===== Document excerpt =====

Why I won’t ‘sleep train’ my baby….Even though she doesn’t sleep.

It’s no secret that Jasmine is not a good sleeper, I can be up anywhere between 5-20 times in the night with her. A physical and emotional struggle, it’s no wonder sleep deprivation is used as a form of torture.

Five months down the line it’s improved very little and more often than not I see every hour. Yes it’s exhausting and frustrating, but even in my lowest moments at 3am, I couldn’t comprehend ‘sleep training’ Jasmine. I know that it works so well for lots of mums and this is just a post of my personal opinion, not judging others.

Sleep training can come by lots of different names, controlled crying or using the ‘cry it out’ method are among a few main ones. So letting them cry until they learn that it’s ‘bed time’ and eventually you win and they loose. But when you have listened to your baby cry themselves to sleep there’s no real winners are there? Normally the crying stops because they are too exhausted to carry on. Or some methods include going back in but not pick the baby up just ‘sssshhh-ing’ her and pat her tummy until she gets the message.

Again if this works for you then I’m not telling you how to parent your child, just my own stance and the truth is I find it quite heartbreaking.

When I decided to have Jasmine I made a commitment to be her mum, not just when it suited me but 24 hours a day (and night). How can I say I’m always here for you….but not between the hours of 7pm – 7am, then you’re on your own. If she needs me anytime I need to be there to give her a cuddle and reassure her, I don’t want her to think I’m ever not there for her needs. Nighttimes can often be the times when babies need comfort the most. She’s just a baby, in other cultures they carry their babies around in their arms all day, sleep with them in their arms at night and would never dream of leaving that baby to cry it out, alone.

We become obsessed as a culture of ‘not making a rod for our own backs’ when really babies just need love. They’ll sleep eventually, I would rather they were content and secure than, so upset from crying without anyone coming that they loose their voice and give in to sleep. Why are we so against answering our babies needs? If babies have a nightmare and need comfort they just want to be held and comforted by mum.

Yes, it’s tough being up through the night. As I type this now it’s 3.54am and I’m walking around rocking Jasmine in my arms for the ninth time tonight. But these nights will pass.

Yes, it’s going to be so tough when she’s in her own room but if she calls me through the night, I’ll be there to give her love and security whether she’s 5 months old or 17 years old. And I won’t feel guilty for cuddling her, or feeding her on demand. And guess what? You can’t spoil a baby.

Don’t get me wrong I’d love her to sleep longer, but I’d never want to see and hear her suffer to get there. I understand it works for some family’s but for me it’s a thanks but no thanks.

‘The course of true love never did run smooth’ – William Shakespeare Act 1 Scene 1 -?A midsummer nights dream

9 thoughts on “Why I won’t ‘sleep train’ my baby….Even though she doesn’t sleep.”

===== Data =====

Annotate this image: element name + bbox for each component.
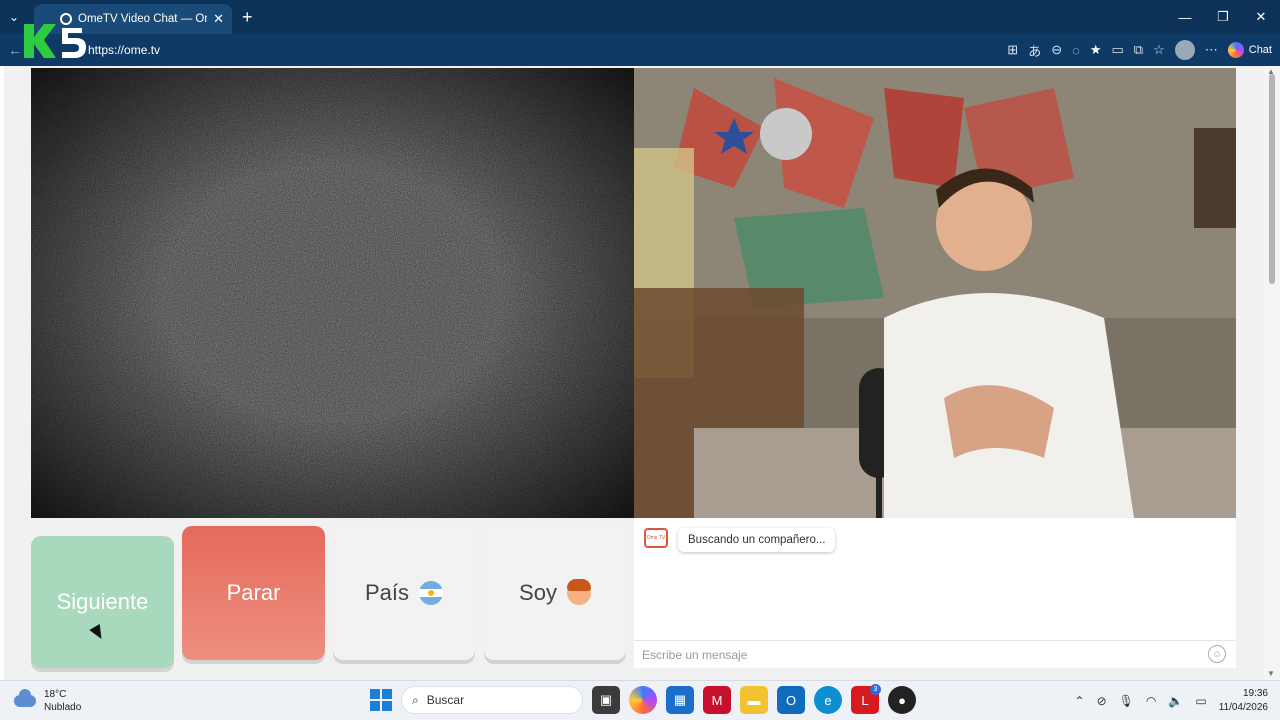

=====

Task -> Rewrite the stretch of the sleep training post from "It’s no secret" through "not judging others.", substituting "lack of sleep" for "sleep deprivation".

Worked answer ->
It’s no secret that Jasmine is not a good sleeper, I can be up anywhere between 5-20 times in the night with her. A physical and emotional struggle, it’s no wonder lack of sleep is used as a form of torture.

Five months down the line it’s improved very little and more often than not I see every hour. Yes it’s exhausting and frustrating, but even in my lowest moments at 3am, I couldn’t comprehend ‘sleep training’ Jasmine. I know that it works so well for lots of mums and this is just a post of my personal opinion, not judging others.